**Short problem:**
Send each entry back exactly as given, pictures excluded.

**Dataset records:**
------------------------------
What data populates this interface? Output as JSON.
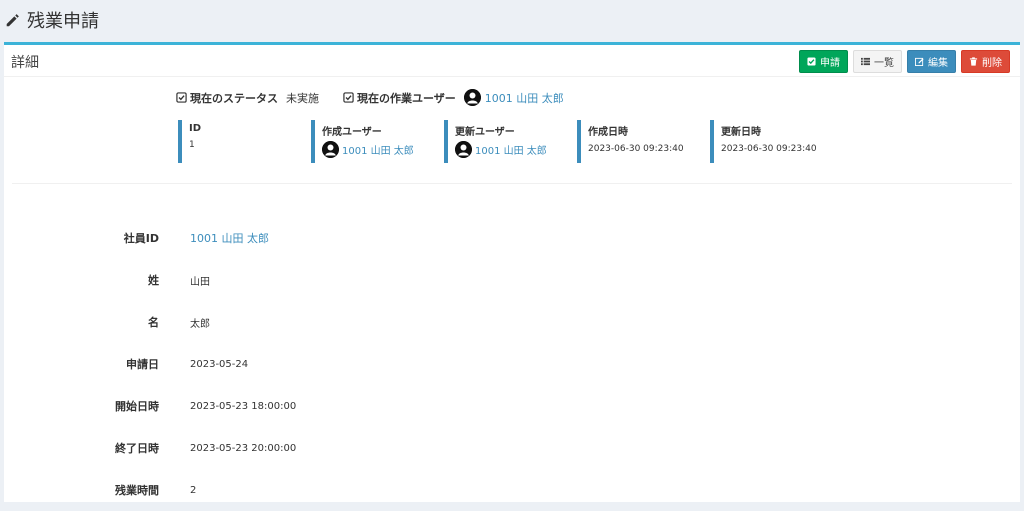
{
  "page": {
    "title": "残業申請"
  },
  "box": {
    "title": "詳細",
    "buttons": {
      "apply": "申請",
      "list": "一覧",
      "edit": "編集",
      "delete": "削除"
    }
  },
  "status": {
    "status_label": "現在のステータス",
    "status_value": "未実施",
    "worker_label": "現在の作業ユーザー",
    "worker_value": "1001 山田 太郎"
  },
  "meta": {
    "id_label": "ID",
    "id_value": "1",
    "created_by_label": "作成ユーザー",
    "created_by_value": "1001 山田 太郎",
    "updated_by_label": "更新ユーザー",
    "updated_by_value": "1001 山田 太郎",
    "created_at_label": "作成日時",
    "created_at_value": "2023-06-30 09:23:40",
    "updated_at_label": "更新日時",
    "updated_at_value": "2023-06-30 09:23:40"
  },
  "details": [
    {
      "label": "社員ID",
      "value": "1001 山田 太郎"
    },
    {
      "label": "姓",
      "value": "山田"
    },
    {
      "label": "名",
      "value": "太郎"
    },
    {
      "label": "申請日",
      "value": "2023-05-24"
    },
    {
      "label": "開始日時",
      "value": "2023-05-23 18:00:00"
    },
    {
      "label": "終了日時",
      "value": "2023-05-23 20:00:00"
    },
    {
      "label": "残業時間",
      "value": "2"
    }
  ],
  "colors": {
    "accent": "#3cb3d8",
    "link": "#3c8dbc",
    "success": "#00a65a",
    "danger": "#dd4b39"
  }
}
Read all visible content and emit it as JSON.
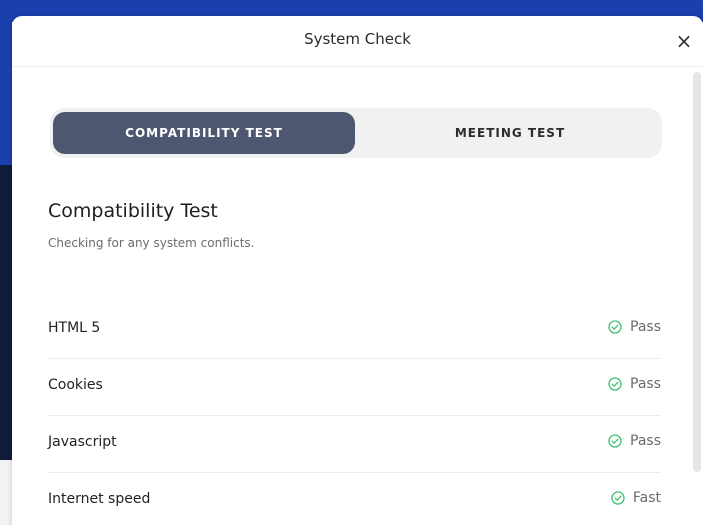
{
  "modal": {
    "title": "System Check",
    "close_label": "×"
  },
  "tabs": [
    {
      "label": "COMPATIBILITY TEST",
      "active": true
    },
    {
      "label": "MEETING TEST",
      "active": false
    }
  ],
  "section": {
    "title": "Compatibility Test",
    "subtitle": "Checking for any system conflicts."
  },
  "checks": [
    {
      "name": "HTML 5",
      "status": "Pass",
      "icon": "check-circle-icon"
    },
    {
      "name": "Cookies",
      "status": "Pass",
      "icon": "check-circle-icon"
    },
    {
      "name": "Javascript",
      "status": "Pass",
      "icon": "check-circle-icon"
    },
    {
      "name": "Internet speed",
      "status": "Fast",
      "icon": "check-circle-icon"
    }
  ],
  "colors": {
    "active_tab_bg": "#4d5770",
    "status_icon": "#3fbf6f",
    "background_brand": "#1c3fae"
  }
}
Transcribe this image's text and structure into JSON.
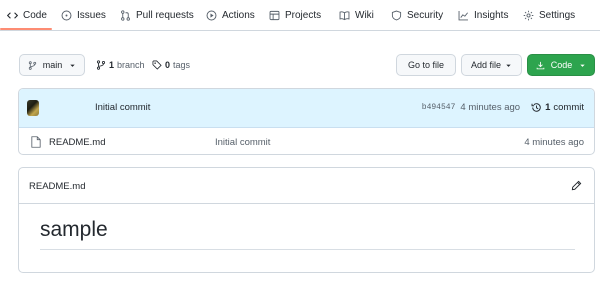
{
  "tabs": [
    {
      "label": "Code",
      "icon": "code-icon",
      "active": true
    },
    {
      "label": "Issues",
      "icon": "issue-icon"
    },
    {
      "label": "Pull requests",
      "icon": "pull-request-icon"
    },
    {
      "label": "Actions",
      "icon": "play-icon"
    },
    {
      "label": "Projects",
      "icon": "table-icon"
    },
    {
      "label": "Wiki",
      "icon": "book-icon"
    },
    {
      "label": "Security",
      "icon": "shield-icon"
    },
    {
      "label": "Insights",
      "icon": "graph-icon"
    },
    {
      "label": "Settings",
      "icon": "gear-icon"
    }
  ],
  "toolbar": {
    "branch_label": "main",
    "branch_count": "1",
    "branch_text": "branch",
    "tag_count": "0",
    "tag_text": "tags",
    "go_to_file": "Go to file",
    "add_file": "Add file",
    "code": "Code"
  },
  "latest_commit": {
    "message": "Initial commit",
    "sha": "b494547",
    "age": "4 minutes ago",
    "count": "1",
    "count_label": "commit"
  },
  "files": [
    {
      "name": "README.md",
      "commit": "Initial commit",
      "age": "4 minutes ago"
    }
  ],
  "readme": {
    "filename": "README.md",
    "heading": "sample"
  },
  "colors": {
    "accent_underline": "#fd8c73",
    "primary_button": "#2da44e",
    "commit_row_bg": "#ddf4ff"
  }
}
------------------------------
**Solution:**
What data populates this interface? Output as JSON.
{
  "page": {
    "title": "残業申請"
  },
  "box": {
    "title": "詳細",
    "buttons": {
      "apply": "申請",
      "list": "一覧",
      "edit": "編集",
      "delete": "削除"
    }
  },
  "status": {
    "status_label": "現在のステータス",
    "status_value": "未実施",
    "worker_label": "現在の作業ユーザー",
    "worker_value": "1001 山田 太郎"
  },
  "meta": {
    "id_label": "ID",
    "id_value": "1",
    "created_by_label": "作成ユーザー",
    "created_by_value": "1001 山田 太郎",
    "updated_by_label": "更新ユーザー",
    "updated_by_value": "1001 山田 太郎",
    "created_at_label": "作成日時",
    "created_at_value": "2023-06-30 09:23:40",
    "updated_at_label": "更新日時",
    "updated_at_value": "2023-06-30 09:23:40"
  },
  "details": [
    {
      "label": "社員ID",
      "value": "1001 山田 太郎"
    },
    {
      "label": "姓",
      "value": "山田"
    },
    {
      "label": "名",
      "value": "太郎"
    },
    {
      "label": "申請日",
      "value": "2023-05-24"
    },
    {
      "label": "開始日時",
      "value": "2023-05-23 18:00:00"
    },
    {
      "label": "終了日時",
      "value": "2023-05-23 20:00:00"
    },
    {
      "label": "残業時間",
      "value": "2"
    }
  ],
  "colors": {
    "accent": "#3cb3d8",
    "link": "#3c8dbc",
    "success": "#00a65a",
    "danger": "#dd4b39"
  }
}
Read all visible content and emit it as JSON.
{
  "modal": {
    "title": "System Check",
    "close_label": "×"
  },
  "tabs": [
    {
      "label": "COMPATIBILITY TEST",
      "active": true
    },
    {
      "label": "MEETING TEST",
      "active": false
    }
  ],
  "section": {
    "title": "Compatibility Test",
    "subtitle": "Checking for any system conflicts."
  },
  "checks": [
    {
      "name": "HTML 5",
      "status": "Pass",
      "icon": "check-circle-icon"
    },
    {
      "name": "Cookies",
      "status": "Pass",
      "icon": "check-circle-icon"
    },
    {
      "name": "Javascript",
      "status": "Pass",
      "icon": "check-circle-icon"
    },
    {
      "name": "Internet speed",
      "status": "Fast",
      "icon": "check-circle-icon"
    }
  ],
  "colors": {
    "active_tab_bg": "#4d5770",
    "status_icon": "#3fbf6f",
    "background_brand": "#1c3fae"
  }
}
Transcribe this image's text and structure into JSON.
{
  "tabs": [
    {
      "label": "Code",
      "icon": "code-icon",
      "active": true
    },
    {
      "label": "Issues",
      "icon": "issue-icon"
    },
    {
      "label": "Pull requests",
      "icon": "pull-request-icon"
    },
    {
      "label": "Actions",
      "icon": "play-icon"
    },
    {
      "label": "Projects",
      "icon": "table-icon"
    },
    {
      "label": "Wiki",
      "icon": "book-icon"
    },
    {
      "label": "Security",
      "icon": "shield-icon"
    },
    {
      "label": "Insights",
      "icon": "graph-icon"
    },
    {
      "label": "Settings",
      "icon": "gear-icon"
    }
  ],
  "toolbar": {
    "branch_label": "main",
    "branch_count": "1",
    "branch_text": "branch",
    "tag_count": "0",
    "tag_text": "tags",
    "go_to_file": "Go to file",
    "add_file": "Add file",
    "code": "Code"
  },
  "latest_commit": {
    "message": "Initial commit",
    "sha": "b494547",
    "age": "4 minutes ago",
    "count": "1",
    "count_label": "commit"
  },
  "files": [
    {
      "name": "README.md",
      "commit": "Initial commit",
      "age": "4 minutes ago"
    }
  ],
  "readme": {
    "filename": "README.md",
    "heading": "sample"
  },
  "colors": {
    "accent_underline": "#fd8c73",
    "primary_button": "#2da44e",
    "commit_row_bg": "#ddf4ff"
  }
}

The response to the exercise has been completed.